All of the data that follows should be retyped exactly, please, except the pictures.

• • • •

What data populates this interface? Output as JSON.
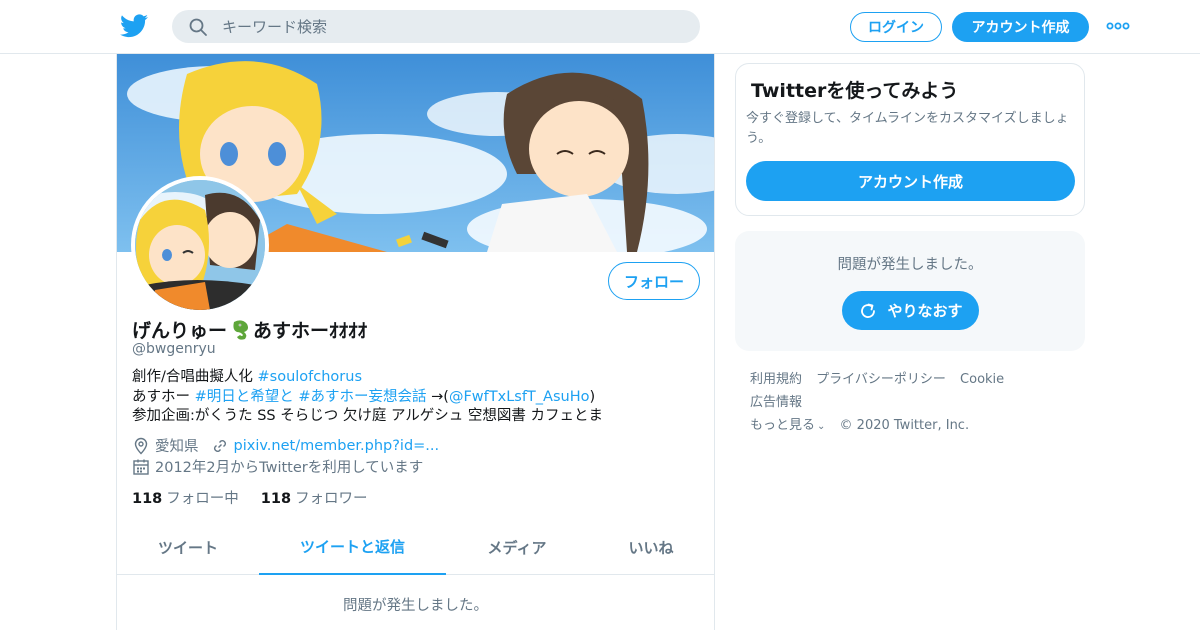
{
  "header": {
    "search_placeholder": "キーワード検索",
    "login_label": "ログイン",
    "signup_label": "アカウント作成"
  },
  "profile": {
    "name_prefix": "げんりゅー",
    "name_suffix": "あすホーｵｵｵｵ",
    "handle": "@bwgenryu",
    "follow_label": "フォロー",
    "bio": {
      "line1_text": "創作/合唱曲擬人化 ",
      "line1_tag": "#soulofchorus",
      "line2_text": "あすホー ",
      "line2_tag1": "#明日と希望と",
      "line2_tag2": "#あすホー妄想会話",
      "line2_arrow": " →(",
      "line2_mention": "@FwfTxLsfT_AsuHo",
      "line2_close": ")",
      "line3_text": "参加企画:がくうた SS そらじつ 欠け庭 アルゲシュ 空想図書 カフェとま"
    },
    "location": "愛知県",
    "website": "pixiv.net/member.php?id=...",
    "joined": "2012年2月からTwitterを利用しています",
    "following_count": "118",
    "following_label": "フォロー中",
    "followers_count": "118",
    "followers_label": "フォロワー"
  },
  "tabs": [
    {
      "label": "ツイート"
    },
    {
      "label": "ツイートと返信"
    },
    {
      "label": "メディア"
    },
    {
      "label": "いいね"
    }
  ],
  "main_error": "問題が発生しました。",
  "signup_card": {
    "title": "Twitterを使ってみよう",
    "description": "今すぐ登録して、タイムラインをカスタマイズしましょう。",
    "button_label": "アカウント作成"
  },
  "error_card": {
    "text": "問題が発生しました。",
    "retry_label": "やりなおす"
  },
  "footer": {
    "links": [
      "利用規約",
      "プライバシーポリシー",
      "Cookie",
      "広告情報",
      "もっと見る"
    ],
    "copyright": "© 2020 Twitter, Inc."
  },
  "colors": {
    "accent": "#1da1f2",
    "secondary_text": "#657786",
    "border": "#e1e8ed"
  },
  "icons": [
    "twitter-logo-icon",
    "search-icon",
    "more-icon",
    "dragon-emoji-icon",
    "location-icon",
    "link-icon",
    "calendar-icon",
    "retry-icon",
    "chevron-down-icon"
  ]
}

• • • •

FINAL ANSWER:
What data populates this interface? Output as JSON.
{
  "header": {
    "search_placeholder": "キーワード検索",
    "login_label": "ログイン",
    "signup_label": "アカウント作成"
  },
  "profile": {
    "name_prefix": "げんりゅー",
    "name_suffix": "あすホーｵｵｵｵ",
    "handle": "@bwgenryu",
    "follow_label": "フォロー",
    "bio": {
      "line1_text": "創作/合唱曲擬人化 ",
      "line1_tag": "#soulofchorus",
      "line2_text": "あすホー ",
      "line2_tag1": "#明日と希望と",
      "line2_tag2": "#あすホー妄想会話",
      "line2_arrow": " →(",
      "line2_mention": "@FwfTxLsfT_AsuHo",
      "line2_close": ")",
      "line3_text": "参加企画:がくうた SS そらじつ 欠け庭 アルゲシュ 空想図書 カフェとま"
    },
    "location": "愛知県",
    "website": "pixiv.net/member.php?id=...",
    "joined": "2012年2月からTwitterを利用しています",
    "following_count": "118",
    "following_label": "フォロー中",
    "followers_count": "118",
    "followers_label": "フォロワー"
  },
  "tabs": [
    {
      "label": "ツイート"
    },
    {
      "label": "ツイートと返信"
    },
    {
      "label": "メディア"
    },
    {
      "label": "いいね"
    }
  ],
  "main_error": "問題が発生しました。",
  "signup_card": {
    "title": "Twitterを使ってみよう",
    "description": "今すぐ登録して、タイムラインをカスタマイズしましょう。",
    "button_label": "アカウント作成"
  },
  "error_card": {
    "text": "問題が発生しました。",
    "retry_label": "やりなおす"
  },
  "footer": {
    "links": [
      "利用規約",
      "プライバシーポリシー",
      "Cookie",
      "広告情報",
      "もっと見る"
    ],
    "copyright": "© 2020 Twitter, Inc."
  },
  "colors": {
    "accent": "#1da1f2",
    "secondary_text": "#657786",
    "border": "#e1e8ed"
  },
  "icons": [
    "twitter-logo-icon",
    "search-icon",
    "more-icon",
    "dragon-emoji-icon",
    "location-icon",
    "link-icon",
    "calendar-icon",
    "retry-icon",
    "chevron-down-icon"
  ]
}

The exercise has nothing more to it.